### Ausgangstext ###

Schutz des geistigen Eigentums
Ein weiterer Ausnahmetatbestand, welcher die freihändige Vergabe zulässt, liegt im Schutz des geistigen Eigentums. Hier geht es darum, eine bereits bestehende Kampagne weiterzuentwickeln, aber nicht durch eine neue zu ersetzen. Wenn die Auftraggeberin keinen full buyout mit Bearbeitungsrecht vereinbart hat, darf eine Zweitagentur das bisher Geschaffene nicht beliebig ver- und bearbeiten. Es gibt dann keine angemessene Alternative zur Erstagentur (Art. 13 Abs. 1 lit. c VoeB, Art. XV Abs. 1 lit. b GPA). Aber aufgepasst: Das will nicht heissen, dass bei bereits erbrachten planerischen Vorleistungen oder Vorstudien ein Exklusiv-Anspruch der Projektverfasser im Rahmen einer freihändigen Vergabe bestünde.

Vergabe von zusätzlichen Leistungen
Die VoeB-Regelung lässt die Vergabe ohne Ausschreibung zu, wenn „Leistungen zur Ersetzung, Ergänzung oder Erweiterung bereits erbrachter Leistungen (...) dem ursprünglichen Anbieter oder der ursprünglichen Anbieterin vergeben werden müssen, weil einzig dadurch die Austauschbarkeit mit schon vorhandenem Material oder Dienstleistungen gewährleistet ist.“. Wieweit dies im Einzelfall zutrifft, kann nur aufgrund der jeweiligen Vereinbarungen und Vorleistungen beurteilt werden. Unbestritten ist, dass es Konstellationen gibt, bei denen ein Vergabeverfahren zu aufwändig wäre, um wettbewerbstaugliche Weiterentwicklungen zu machen. Es muss im Ermessen der Vergabebehörde liegen, zu entscheiden, in welchen Fällen eine Ausschreibung zu kostengünstigeren Produkten führen kann bzw. lediglich zu unnötigen zusätzlichen Aufwendungen.

Aufschlussreich – auch für die Kommunikationsbranche – sind die von Christoph Meyer zitierten Gerichtsentscheide:

- Das Verwaltungsgericht des Kantons Bern hat sich in einem Entscheid dahingehend geäussert, dass im Bereich der amtlichen Vermessung (Vergabe der Vermessung an ein Geometerbüro, welches bereits die Landumlegung durchgeführt hat) die Voraussetzungen für den Ausnahmetatbestand Anwendung finden kann.

- Das Verwaltungsgericht des Kantons Aargau weist darauf hin, dass eine rund 19 Jahre nach dem Bau der Anlage erfolgende Modernisierung und Erweiterung sich zweifellos nicht als „notwendige Ergänzungsarbeiten“ im Zusammenhang mit einem vergebenen Auftrag qualifizieren lässt.

Schlussfolgerung:

Werbe- und andere Kommunikationsagenturen werden sich künftig weit intensiver auch mit den formalen Aspekten der Submissionsgesetzgebung zu befassen haben, weil die freihändige Vergabe nur ausnahmsweise möglich ist.

###

Aufgabenstellung ->
Führe den Text über die freihändige Vergabe von Aufträgen an Kommunikationsagenturen im Anschluss an seinen letzten Satz weiter.

### Erfasste Daten ###

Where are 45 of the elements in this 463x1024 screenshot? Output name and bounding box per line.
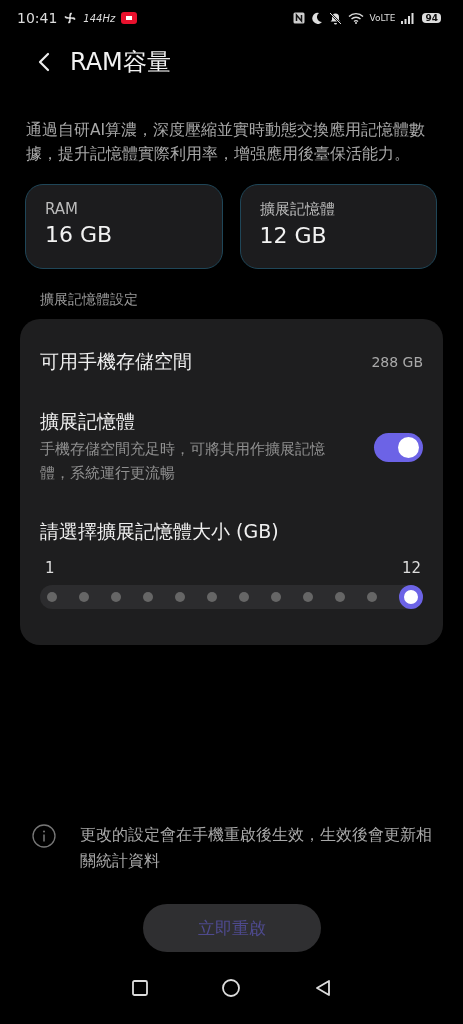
slider-step-dot bbox=[143, 592, 153, 602]
slider-track[interactable] bbox=[40, 585, 423, 609]
triangle-icon bbox=[314, 979, 331, 997]
setting-title: 請選擇擴展記憶體大小 (GB) bbox=[40, 519, 280, 544]
square-icon bbox=[132, 980, 149, 996]
slider-step-dot bbox=[207, 592, 217, 602]
slider-step-dot bbox=[335, 592, 345, 602]
setting-value: 288 GB bbox=[371, 354, 423, 370]
slider-step-dot bbox=[47, 592, 57, 602]
slider-step-dot bbox=[303, 592, 313, 602]
wifi-icon bbox=[347, 12, 364, 24]
video-app-icon bbox=[121, 12, 138, 24]
page-title: RAM容量 bbox=[70, 47, 171, 78]
refresh-rate: 144Hz bbox=[83, 12, 116, 24]
slider-step-dot bbox=[367, 592, 377, 602]
memory-value: 12 GB bbox=[259, 223, 328, 248]
section-title: 擴展記憶體設定 bbox=[40, 291, 139, 309]
memory-label: 擴展記憶體 bbox=[259, 200, 336, 219]
network-label: VoLTE bbox=[369, 13, 396, 23]
slider-step-dot bbox=[271, 592, 281, 602]
nfc-icon bbox=[292, 12, 305, 24]
toggle-switch[interactable] bbox=[374, 432, 423, 462]
slider-step-dot bbox=[79, 592, 89, 602]
slider-max-label: 12 bbox=[401, 559, 421, 577]
circle-icon bbox=[222, 979, 241, 997]
info-icon bbox=[32, 824, 56, 848]
slider-min-label: 1 bbox=[45, 559, 55, 577]
setting-title: 擴展記憶體 bbox=[40, 409, 136, 434]
slider-step-dot bbox=[175, 592, 185, 602]
moon-icon bbox=[310, 12, 323, 24]
setting-title: 可用手機存儲空間 bbox=[40, 349, 192, 374]
back-icon bbox=[38, 52, 50, 72]
battery-level: 94 bbox=[422, 13, 441, 23]
slider-step-dot bbox=[239, 592, 249, 602]
memory-label: RAM bbox=[45, 200, 80, 218]
slider-thumb[interactable] bbox=[399, 585, 423, 609]
slider-step-dot bbox=[111, 592, 121, 602]
clock-time: 10:41 bbox=[17, 10, 58, 26]
fan-icon bbox=[63, 11, 78, 25]
description-text: 通過自研AI算濃，深度壓縮並實時動態交換應用記憶體數據，提升記憶體實際利用率，增强應用後臺保活能力。 bbox=[26, 120, 427, 165]
muted-bell-icon bbox=[328, 11, 342, 25]
notice-text: 更改的設定會在手機重啟後生效，生效後會更新相關統計資料 bbox=[80, 825, 433, 872]
setting-description: 手機存儲空間充足時，可將其用作擴展記憶體，系統運行更流暢 bbox=[40, 440, 326, 483]
signal-icon bbox=[401, 12, 417, 24]
memory-value: 16 GB bbox=[45, 222, 114, 247]
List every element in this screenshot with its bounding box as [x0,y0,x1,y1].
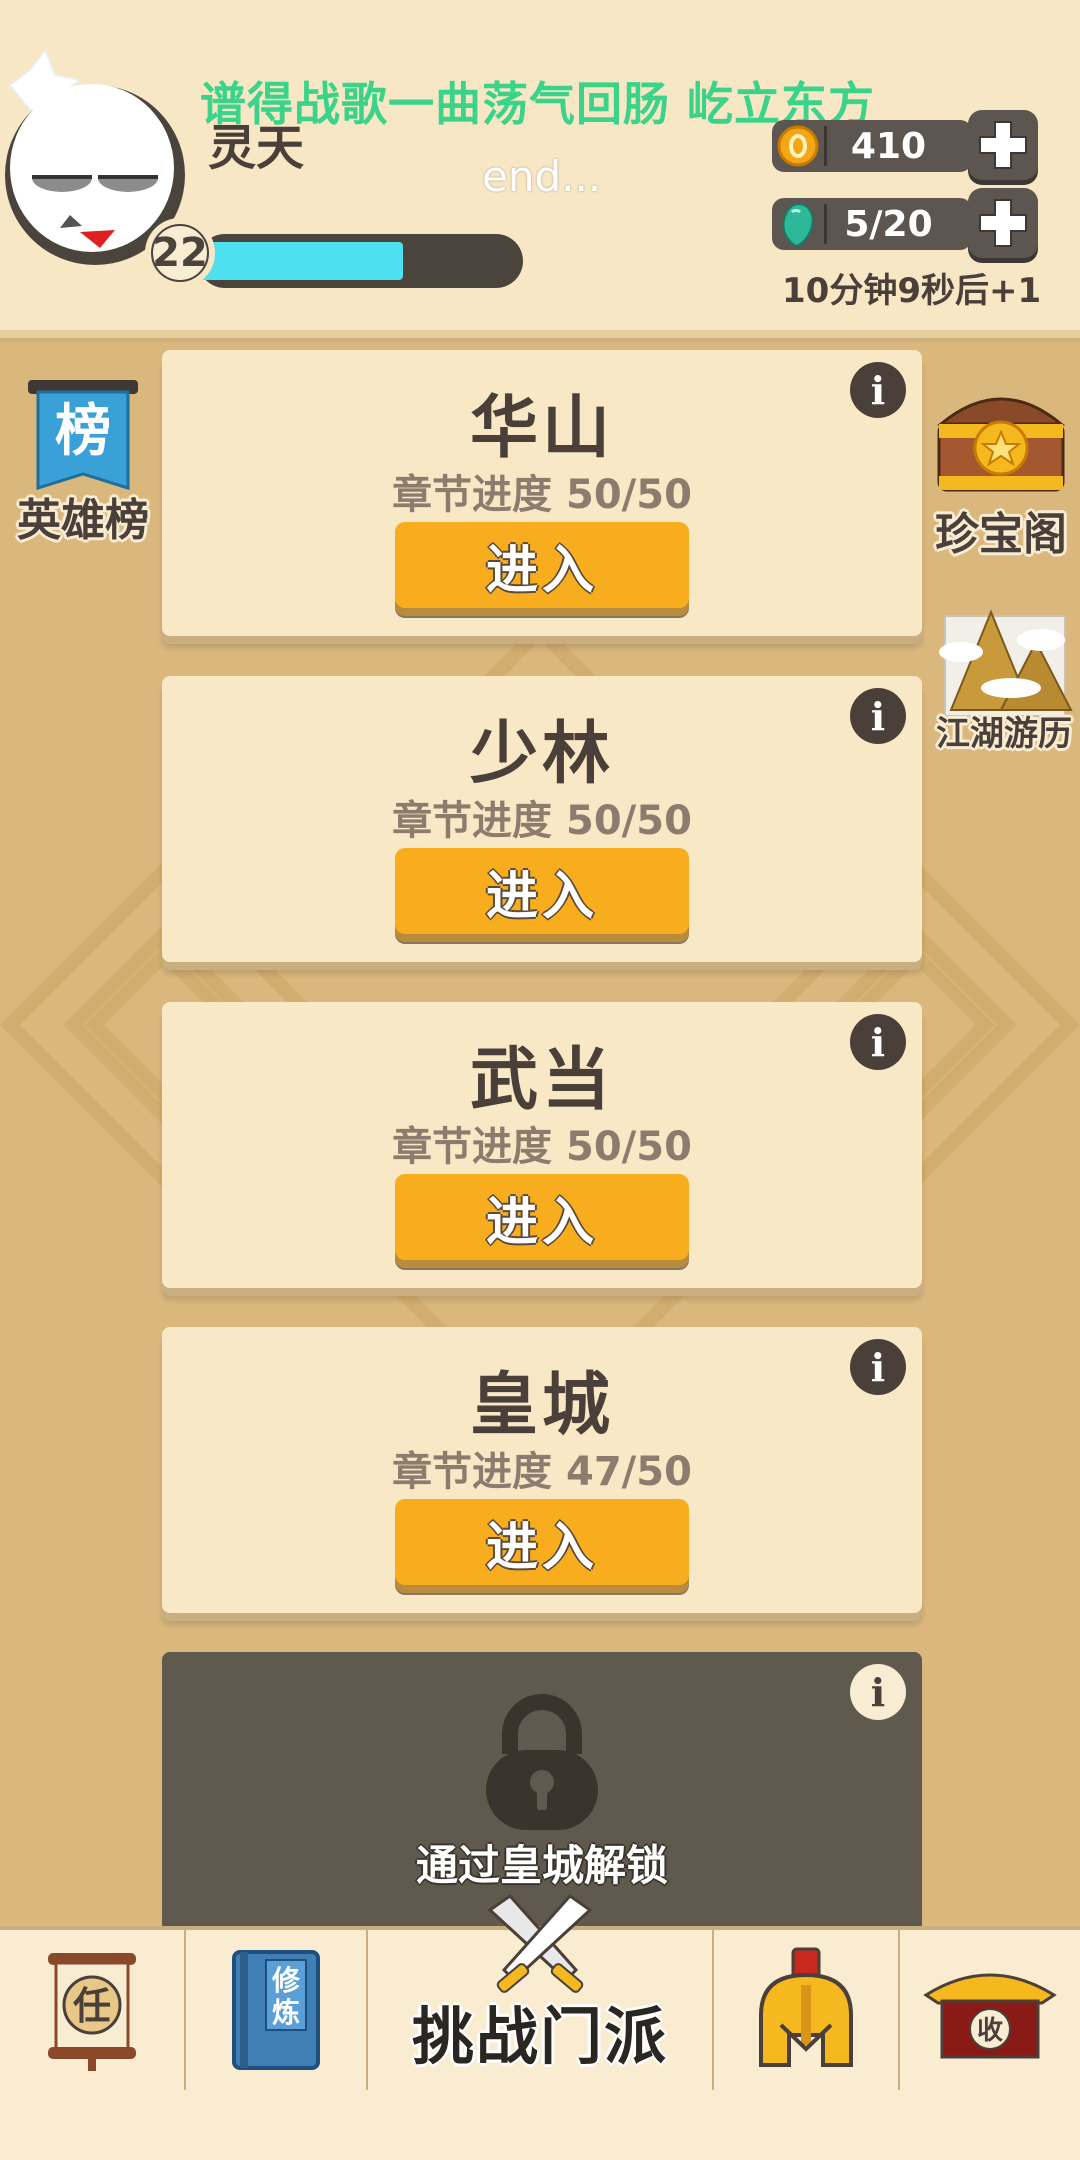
info-icon[interactable]: i [850,1014,906,1070]
cultivate-char-2: 炼 [272,1996,300,2029]
house-icon: 收 [923,1973,1057,2059]
nav-cultivate[interactable]: 修 炼 [186,1930,368,2090]
treasure-pavilion-button[interactable]: 珍宝阁 [928,384,1074,562]
enter-button[interactable]: 进入 [395,1499,689,1585]
add-stamina-button[interactable] [968,188,1038,258]
top-status-bar: 谱得战歌一曲荡气回肠 屹立东方 灵天 end... 22 410 5/20 10… [0,0,1080,338]
ranking-label: 英雄榜 [17,495,149,546]
sect-title: 武当 [469,1041,614,1120]
info-icon[interactable]: i [850,1664,906,1720]
nav-collect[interactable]: 收 [900,1930,1080,2090]
add-coins-button[interactable] [968,110,1038,180]
gem-icon [772,198,824,250]
treasure-label: 珍宝阁 [935,509,1067,560]
info-icon[interactable]: i [850,688,906,744]
sect-title: 皇城 [469,1366,614,1445]
book-icon: 修 炼 [232,1950,320,2070]
cultivate-char-1: 修 [271,1964,301,1997]
mountain-icon [939,609,1073,717]
level-badge: 22 [145,218,215,288]
info-icon[interactable]: i [850,1339,906,1395]
plus-icon [979,121,1027,169]
helmet-icon [759,1947,853,2067]
nav-equipment[interactable] [714,1930,900,2090]
nav-task[interactable]: 任 [0,1930,186,2090]
status-text: end... [482,152,602,201]
sect-progress: 章节进度 47/50 [392,1449,692,1495]
sect-card-imperial-city: 皇城 章节进度 47/50 进入 i [162,1327,922,1613]
info-icon[interactable]: i [850,362,906,418]
enter-button[interactable]: 进入 [395,522,689,608]
lock-icon [486,1694,598,1830]
level-value: 22 [152,226,208,280]
coin-icon [772,120,824,172]
ranking-banner-icon: 榜 [28,380,138,491]
task-char: 任 [73,1984,111,2028]
jianghu-travel-button[interactable]: 江湖游历 [928,592,1080,755]
nav-challenge-sect[interactable]: 挑战门派 [368,1894,714,2090]
treasure-chest-icon [936,397,1066,492]
exp-bar-fill [198,242,403,280]
nav-challenge-label: 挑战门派 [411,2000,668,2073]
travel-label: 江湖游历 [936,714,1072,754]
exp-bar [198,234,523,288]
unlock-hint: 通过皇城解锁 [415,1841,668,1890]
hero-ranking-button[interactable]: 榜 英雄榜 [8,378,158,548]
sect-progress: 章节进度 50/50 [392,472,692,518]
stamina-display: 5/20 [772,198,972,250]
bottom-nav: 任 修 炼 挑战门派 收 [0,1894,1080,2094]
sect-card-shaolin: 少林 章节进度 50/50 进入 i [162,676,922,962]
sect-progress: 章节进度 50/50 [392,798,692,844]
coin-value: 410 [850,125,927,167]
sect-progress: 章节进度 50/50 [392,1124,692,1170]
plus-icon [979,199,1027,247]
sect-card-huashan: 华山 章节进度 50/50 进入 i [162,350,922,636]
collect-char: 收 [977,2016,1003,2046]
sect-title: 华山 [469,389,614,468]
crossed-swords-icon [487,1894,593,1993]
player-name: 灵天 [208,120,305,176]
stamina-value: 5/20 [844,203,933,245]
task-scroll-icon: 任 [48,1953,136,2071]
sect-card-wudang: 武当 章节进度 50/50 进入 i [162,1002,922,1288]
coin-display: 410 [772,120,972,172]
enter-button[interactable]: 进入 [395,1174,689,1260]
footer-area [0,2090,1080,2160]
ranking-char: 榜 [55,399,111,464]
stamina-timer: 10分钟9秒后+1 [782,271,1042,311]
sect-title: 少林 [469,715,614,794]
enter-button[interactable]: 进入 [395,848,689,934]
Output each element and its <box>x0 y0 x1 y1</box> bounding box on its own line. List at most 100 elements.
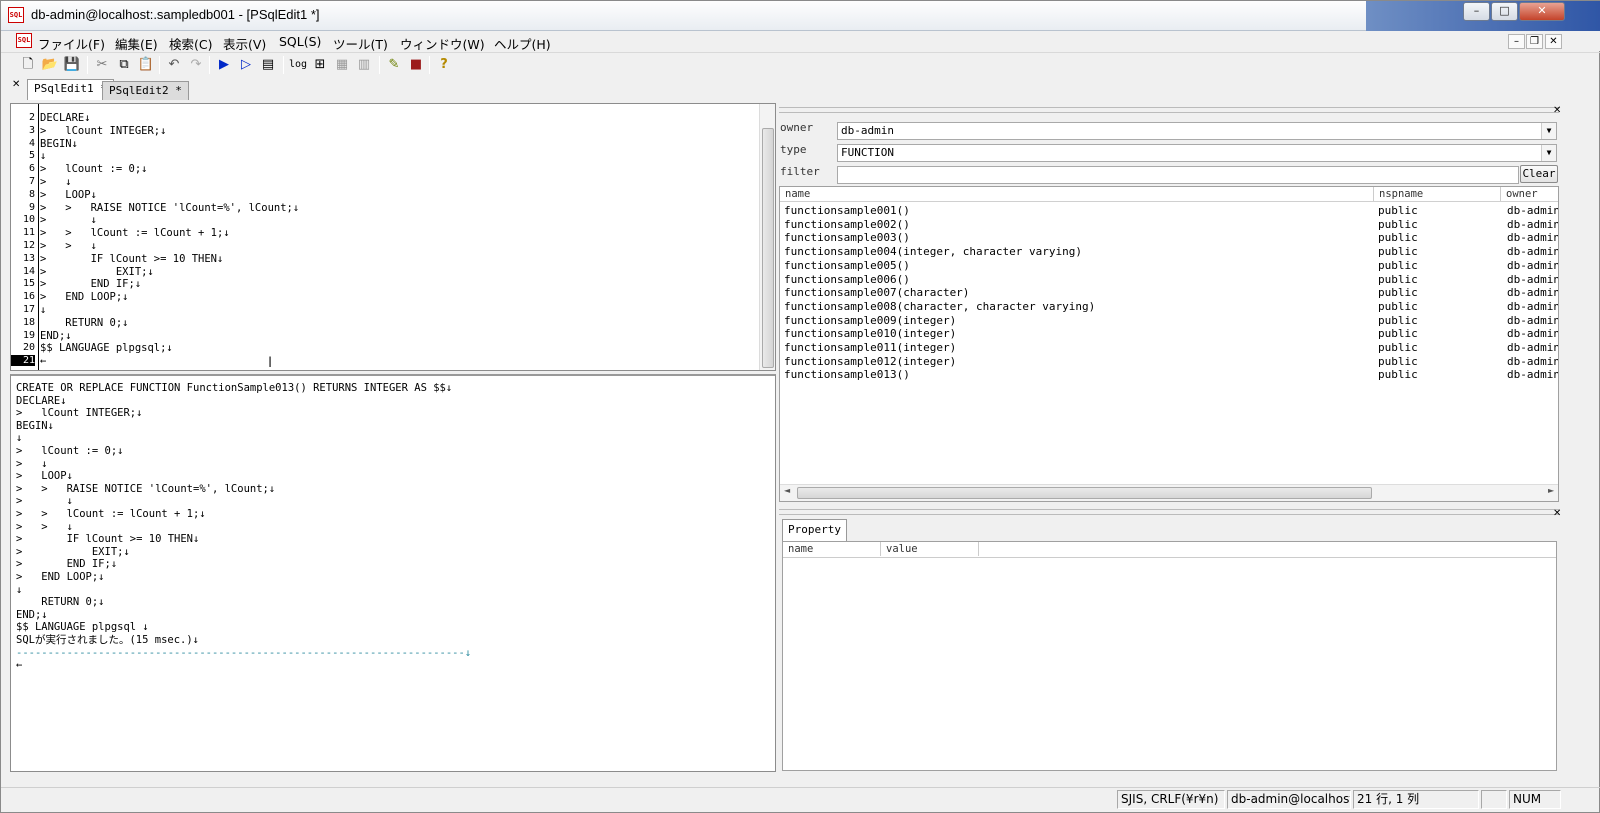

###

Lösung ->
 

Die gesetzlichen Grundlagen
Das GATT/WTO-Übereinkommen über das öffentliche Beschaffungswesen (Government Procurement Agreement GPA) trat in der Schweiz am 1. Januar 1996 in Kraft. Auf Bundesebene ist das Bundesgesetz über das öffentliche Beschaffungswesen vom 16. Dezember 1994 (BoeB) und die Verordnung über das öffentliche Beschaffungswesen vom 11. Dezember 1995 (VoeB) massgebend, auf kantonaler Ebene die interkantonale Vereinbarung über das öffentliche Beschaffungswesen vom 25. November 1994/15. März 2001/IVöB). Auf Bundes- und Kantonsebene findet zudem das Bundesgesetz über den Binnenmarkt vom 6. Oktober 1995 (BGBM) Anwendung. Schliesslich wurde auf den 1. Juni 2002 das Abkommen zwischen der Europäischen Gemeinschaft und der Schweiz über bestimmte Aspekte des öffentlichen Beschaffungswesens vom 21. Juni 1999 in Kraft gesetzt (bilaterales Abkommen). Durch das bilaterale Abkommen wurde zwischen den Parteien der Geltungsbereich des WTO-Abkommens ausgedehnt. Neu gelten die GPA-Normen auch für die Gemeinden und Bezirke sowie für konzessionierte und andere leistungsbeauftragte private Unternehmen. Erfasst werden auch die Sektoren Telekommunikation und Schienenverkehr, der Energiebereich und der Verkehr.

 

Die Ausnahmetatbestände des GPA
Freihändige Vergabe ist unter anderem in folgenden Fällen möglich:

- Wenn im offenen oder selektiven Verfahren keine Angebote eingehen oder die Anbietenden die Teilnahmebedingungen nicht erfüllen.

- Aus technischen, künstlerischen oder immaterialgüterrechtlichen Gründen kommt nur ein Anbieter in Frage.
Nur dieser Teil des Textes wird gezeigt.